▶ _DIRECTIONS_: In the copy, include every entry exactly but none of the pictures.

▶ _DATASET EXTRACT_:

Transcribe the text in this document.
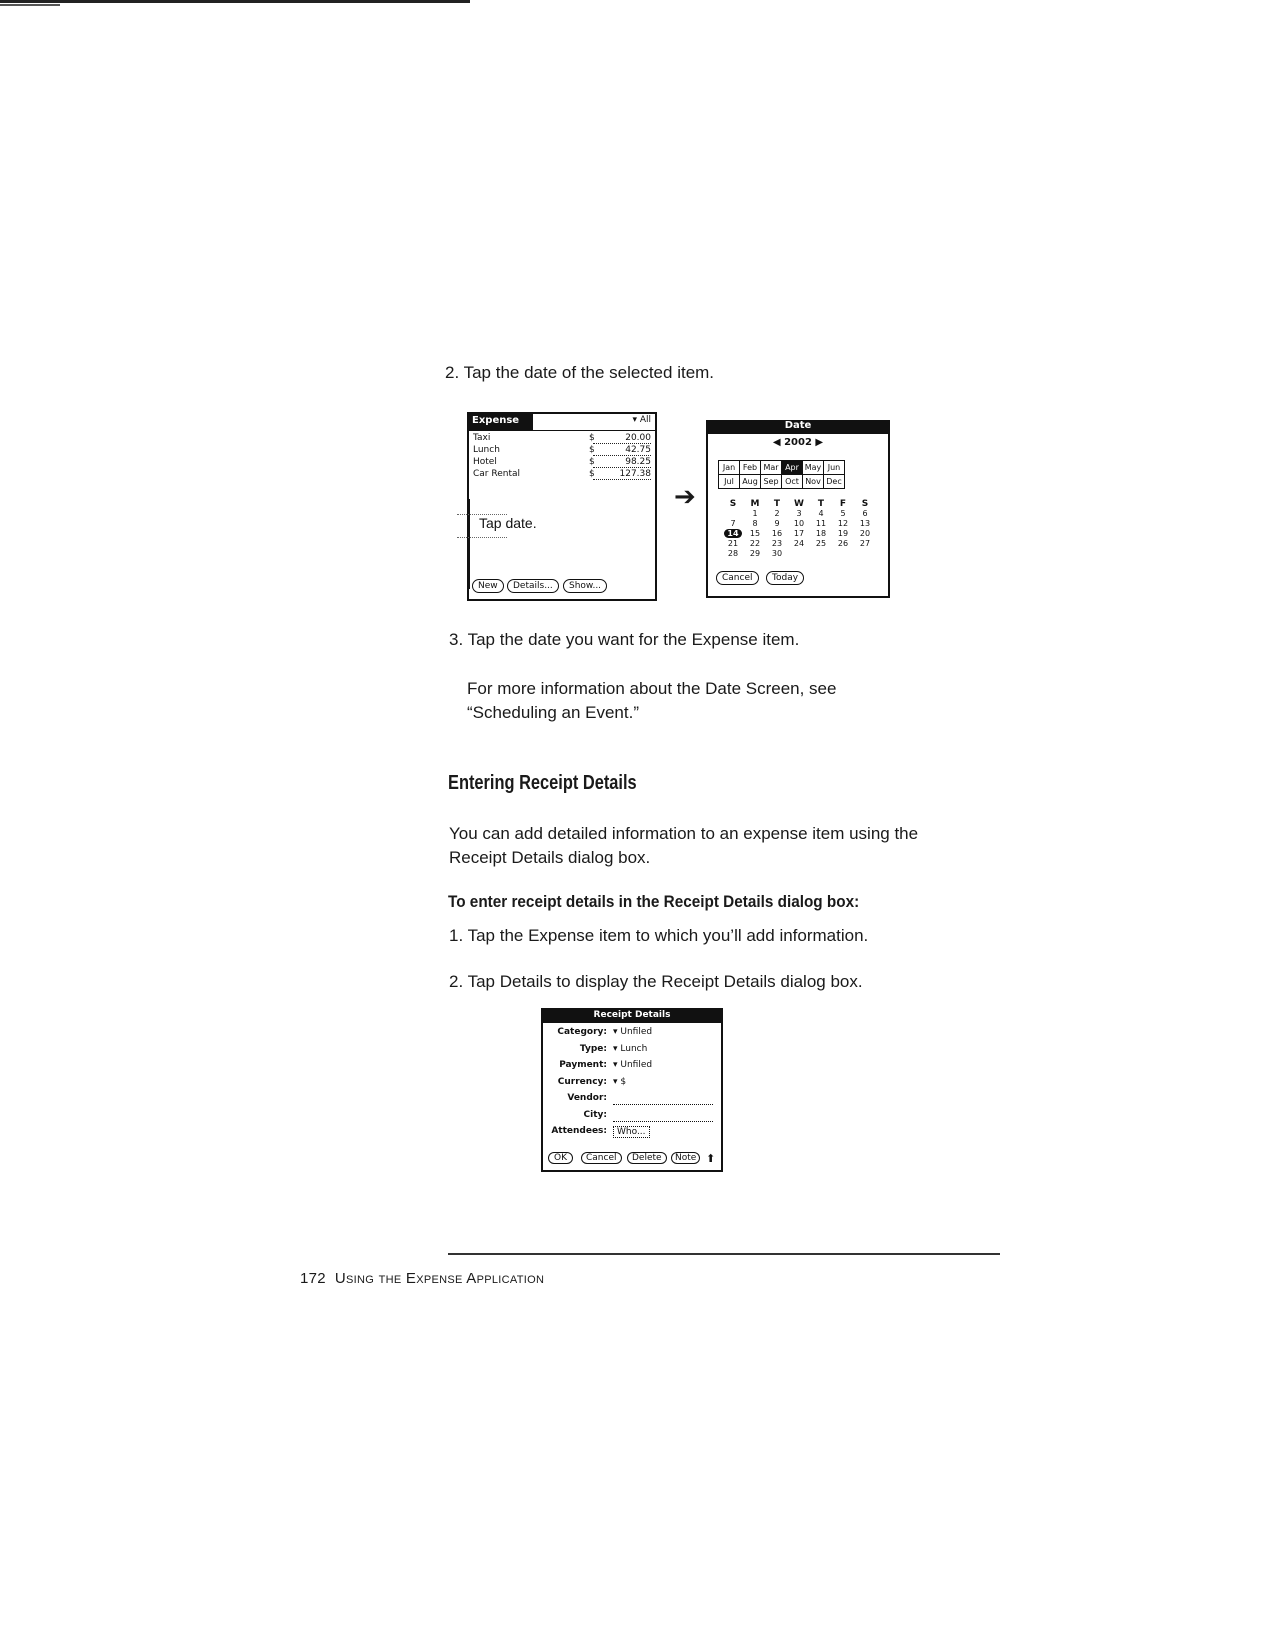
2. Tap the date of the selected item.
Expense	▾ All
Taxi	$	20.00
Lunch	$	42.75
Hotel	$	98.25
Car Rental	$	127.38
Tap date.
New	Details...	Show...
➔
Date
◀ 2002 ▶
Jan	Feb	Mar	Apr	May	Jun
Jul	Aug	Sep	Oct	Nov	Dec
S	M	T	W	T	F	S
	1	2	3	4	5	6
7	8	9	10	11	12	13
14	15	16	17	18	19	20
21	22	23	24	25	26	27
28	29	30				
Cancel	Today
3. Tap the date you want for the Expense item.
For more information about the Date Screen, see “Scheduling an Event.”
Entering Receipt Details
You can add detailed information to an expense item using the Receipt Details dialog box.
To enter receipt details in the Receipt Details dialog box:
1. Tap the Expense item to which you’ll add information.
2. Tap Details to display the Receipt Details dialog box.
Receipt Details
Category: ▾ Unfiled
Type: ▾ Lunch
Payment: ▾ Unfiled
Currency: ▾ $
Vendor:
City:
Attendees:	Who...
OK	Cancel	Delete	Note ⬆
172 Using the Expense Application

▶ _SOLUTION FOR THIS TASK_:
Transcribe the text in this document.
2. Tap the date of the selected item.
Expense	▾ All
Taxi	$	20.00
Lunch	$	42.75
Hotel	$	98.25
Car Rental	$	127.38
Tap date.
New	Details...	Show...
➔
Date
◀ 2002 ▶
Jan	Feb	Mar	Apr	May	Jun
Jul	Aug	Sep	Oct	Nov	Dec
S	M	T	W	T	F	S
	1	2	3	4	5	6
7	8	9	10	11	12	13
14	15	16	17	18	19	20
21	22	23	24	25	26	27
28	29	30				
Cancel	Today
3. Tap the date you want for the Expense item.
For more information about the Date Screen, see “Scheduling an Event.”
Entering Receipt Details
You can add detailed information to an expense item using the Receipt Details dialog box.
To enter receipt details in the Receipt Details dialog box:
1. Tap the Expense item to which you’ll add information.
2. Tap Details to display the Receipt Details dialog box.
Receipt Details
Category: ▾ Unfiled
Type: ▾ Lunch
Payment: ▾ Unfiled
Currency: ▾ $
Vendor:
City:
Attendees:	Who...
OK	Cancel	Delete	Note ⬆
172 Using the Expense Application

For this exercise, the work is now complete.